--- Start DATA RECORDS ---

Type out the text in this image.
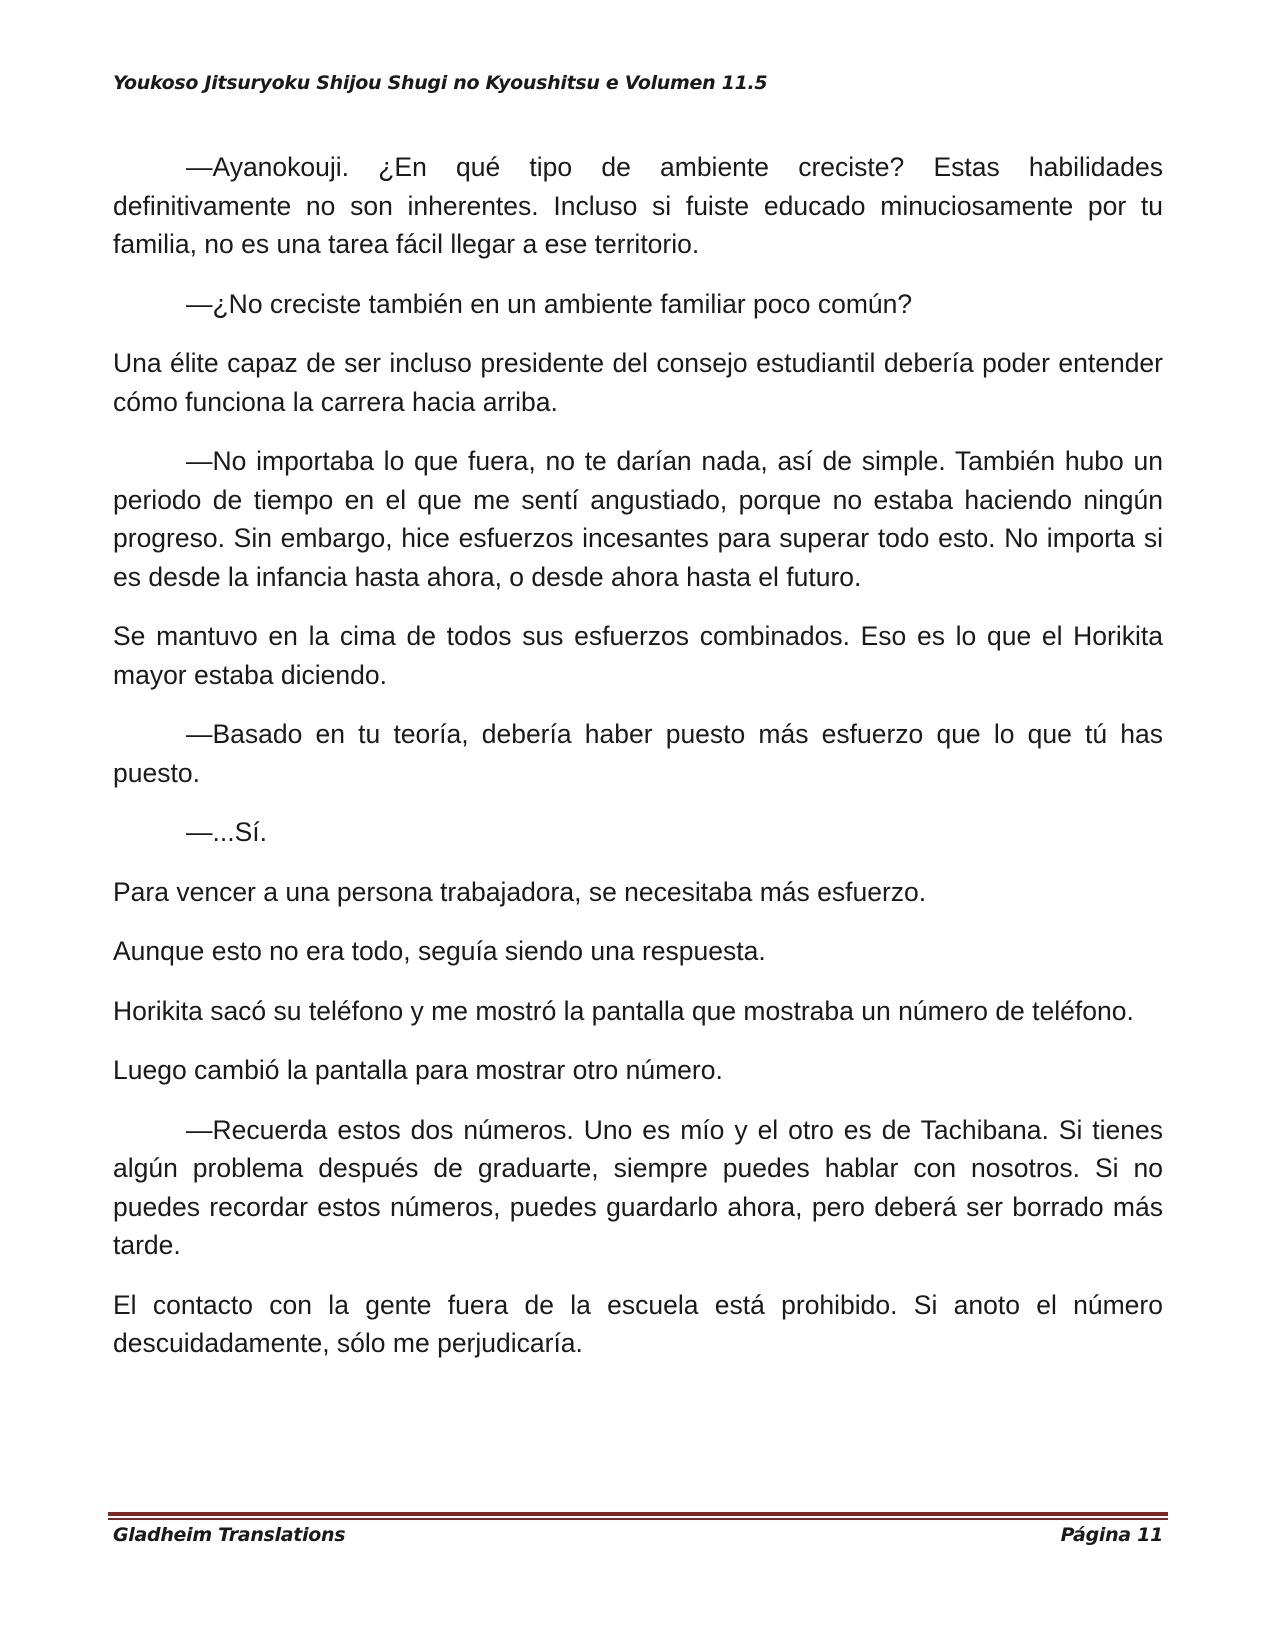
Youkoso Jitsuryoku Shijou Shugi no Kyoushitsu e Volumen 11.5

—Ayanokouji. ¿En qué tipo de ambiente creciste? Estas habilidades definitivamente no son inherentes. Incluso si fuiste educado minuciosamente por tu familia, no es una tarea fácil llegar a ese territorio.

—¿No creciste también en un ambiente familiar poco común?

Una élite capaz de ser incluso presidente del consejo estudiantil debería poder entender cómo funciona la carrera hacia arriba.

—No importaba lo que fuera, no te darían nada, así de simple. También hubo un periodo de tiempo en el que me sentí angustiado, porque no estaba haciendo ningún progreso. Sin embargo, hice esfuerzos incesantes para superar todo esto. No importa si es desde la infancia hasta ahora, o desde ahora hasta el futuro.

Se mantuvo en la cima de todos sus esfuerzos combinados. Eso es lo que el Horikita mayor estaba diciendo.

—Basado en tu teoría, debería haber puesto más esfuerzo que lo que tú has puesto.

—...Sí.

Para vencer a una persona trabajadora, se necesitaba más esfuerzo.

Aunque esto no era todo, seguía siendo una respuesta.

Horikita sacó su teléfono y me mostró la pantalla que mostraba un número de teléfono.

Luego cambió la pantalla para mostrar otro número.

—Recuerda estos dos números. Uno es mío y el otro es de Tachibana. Si tienes algún problema después de graduarte, siempre puedes hablar con nosotros. Si no puedes recordar estos números, puedes guardarlo ahora, pero deberá ser borrado más tarde.

El contacto con la gente fuera de la escuela está prohibido. Si anoto el número descuidadamente, sólo me perjudicaría.

Gladheim Translations	Página 11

--- End DATA RECORDS ---

# PROBLEM DETAILS
Find the word "estaba" in the material, then list each line that holds it.

# TASK SOLUTION
—No importaba lo que fuera, no te darían nada, así de simple. También hubo un periodo de tiempo en el que me sentí angustiado, porque no estaba haciendo ningún progreso. Sin embargo, hice esfuerzos incesantes para superar todo esto. No importa si es desde la infancia hasta ahora, o desde ahora hasta el futuro.
Se mantuvo en la cima de todos sus esfuerzos combinados. Eso es lo que el Horikita mayor estaba diciendo.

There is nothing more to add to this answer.